#### DIRECTIONS:
Locate and copy all lines bearing the word "Messages".

· · ·

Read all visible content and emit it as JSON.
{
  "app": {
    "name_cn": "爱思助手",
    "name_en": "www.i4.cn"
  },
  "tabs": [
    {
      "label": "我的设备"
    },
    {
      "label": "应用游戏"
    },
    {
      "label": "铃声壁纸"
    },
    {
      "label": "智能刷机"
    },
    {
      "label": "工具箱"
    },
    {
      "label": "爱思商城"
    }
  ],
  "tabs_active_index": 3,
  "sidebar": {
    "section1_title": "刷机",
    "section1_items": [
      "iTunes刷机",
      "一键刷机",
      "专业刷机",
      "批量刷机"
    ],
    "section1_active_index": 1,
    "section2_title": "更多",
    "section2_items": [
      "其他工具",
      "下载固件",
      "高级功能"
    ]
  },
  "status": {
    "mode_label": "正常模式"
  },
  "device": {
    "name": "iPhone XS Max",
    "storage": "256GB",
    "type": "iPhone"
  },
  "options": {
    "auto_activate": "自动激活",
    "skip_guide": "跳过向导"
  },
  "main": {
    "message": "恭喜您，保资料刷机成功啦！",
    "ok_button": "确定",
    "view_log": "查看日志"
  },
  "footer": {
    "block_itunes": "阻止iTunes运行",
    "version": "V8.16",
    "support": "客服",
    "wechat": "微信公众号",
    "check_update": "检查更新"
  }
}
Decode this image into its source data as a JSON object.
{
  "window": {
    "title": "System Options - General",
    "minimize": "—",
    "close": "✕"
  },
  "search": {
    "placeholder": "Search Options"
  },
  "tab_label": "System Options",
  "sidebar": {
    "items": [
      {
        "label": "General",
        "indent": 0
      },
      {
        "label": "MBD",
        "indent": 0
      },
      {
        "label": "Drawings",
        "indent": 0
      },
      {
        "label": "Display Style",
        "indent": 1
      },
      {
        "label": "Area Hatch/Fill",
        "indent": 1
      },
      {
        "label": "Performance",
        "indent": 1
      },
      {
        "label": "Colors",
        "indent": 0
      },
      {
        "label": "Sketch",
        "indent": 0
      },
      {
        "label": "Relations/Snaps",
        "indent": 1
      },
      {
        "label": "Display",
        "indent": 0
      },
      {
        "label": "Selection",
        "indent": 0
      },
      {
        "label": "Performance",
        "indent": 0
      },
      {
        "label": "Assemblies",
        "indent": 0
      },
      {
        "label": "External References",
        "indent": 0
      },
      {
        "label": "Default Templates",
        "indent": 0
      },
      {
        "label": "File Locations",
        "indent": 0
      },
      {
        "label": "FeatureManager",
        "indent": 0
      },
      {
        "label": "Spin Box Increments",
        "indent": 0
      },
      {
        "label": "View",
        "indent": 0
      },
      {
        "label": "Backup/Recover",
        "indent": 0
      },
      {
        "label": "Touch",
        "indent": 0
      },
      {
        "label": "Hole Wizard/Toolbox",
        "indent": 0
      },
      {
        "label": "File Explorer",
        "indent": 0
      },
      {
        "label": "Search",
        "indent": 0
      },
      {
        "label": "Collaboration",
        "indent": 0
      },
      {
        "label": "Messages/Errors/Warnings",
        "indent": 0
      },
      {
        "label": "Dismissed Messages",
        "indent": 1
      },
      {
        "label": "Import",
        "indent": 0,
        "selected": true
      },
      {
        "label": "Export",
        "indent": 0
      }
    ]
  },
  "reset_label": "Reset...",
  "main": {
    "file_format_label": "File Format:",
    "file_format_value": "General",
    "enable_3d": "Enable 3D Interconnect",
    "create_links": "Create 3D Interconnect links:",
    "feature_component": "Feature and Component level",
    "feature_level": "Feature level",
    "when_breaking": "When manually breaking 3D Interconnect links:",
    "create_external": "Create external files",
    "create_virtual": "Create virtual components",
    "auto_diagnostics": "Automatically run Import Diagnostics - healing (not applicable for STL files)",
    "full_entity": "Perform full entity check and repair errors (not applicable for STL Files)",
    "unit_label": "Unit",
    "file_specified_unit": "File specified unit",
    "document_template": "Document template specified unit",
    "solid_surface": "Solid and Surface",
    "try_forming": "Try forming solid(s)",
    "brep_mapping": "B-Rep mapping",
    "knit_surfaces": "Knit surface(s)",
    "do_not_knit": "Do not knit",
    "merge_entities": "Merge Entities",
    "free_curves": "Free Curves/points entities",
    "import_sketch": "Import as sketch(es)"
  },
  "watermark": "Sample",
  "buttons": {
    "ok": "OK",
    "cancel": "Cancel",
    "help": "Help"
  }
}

· · ·

#### WRITTEN ANSWER:
        "label": "Messages/Errors/Warnings",
        "label": "Dismissed Messages",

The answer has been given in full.